* Extracted records
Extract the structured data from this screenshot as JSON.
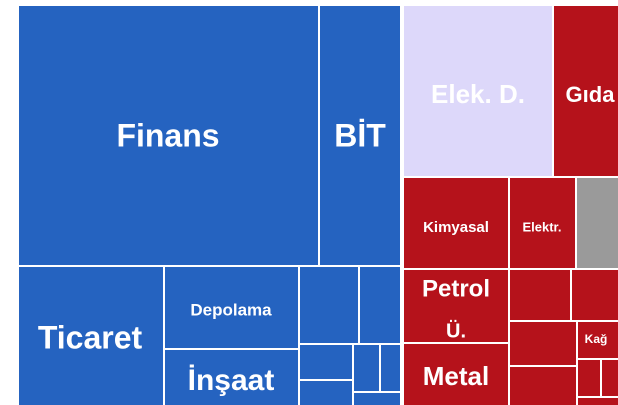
{
  "tiles": [
    {
      "label": "Finans"
    },
    {
      "label": "BİT"
    },
    {
      "label": "Ticaret"
    },
    {
      "label": "Depolama"
    },
    {
      "label": "İnşaat"
    },
    {
      "label": "Elek. D."
    },
    {
      "label": "Gıda"
    },
    {
      "label": "Kimyasal"
    },
    {
      "label": "Elektr."
    },
    {
      "label": "Petrol"
    },
    {
      "label": "Ü."
    },
    {
      "label": "Metal"
    },
    {
      "label": "Kağ"
    }
  ]
}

* Stated goal
Quote all the lines above exactly as given. Do not include the pictures.

* Written reply
Extract the structured data from this screenshot as JSON.
{
  "tiles": [
    {
      "label": "Finans"
    },
    {
      "label": "BİT"
    },
    {
      "label": "Ticaret"
    },
    {
      "label": "Depolama"
    },
    {
      "label": "İnşaat"
    },
    {
      "label": "Elek. D."
    },
    {
      "label": "Gıda"
    },
    {
      "label": "Kimyasal"
    },
    {
      "label": "Elektr."
    },
    {
      "label": "Petrol"
    },
    {
      "label": "Ü."
    },
    {
      "label": "Metal"
    },
    {
      "label": "Kağ"
    }
  ]
}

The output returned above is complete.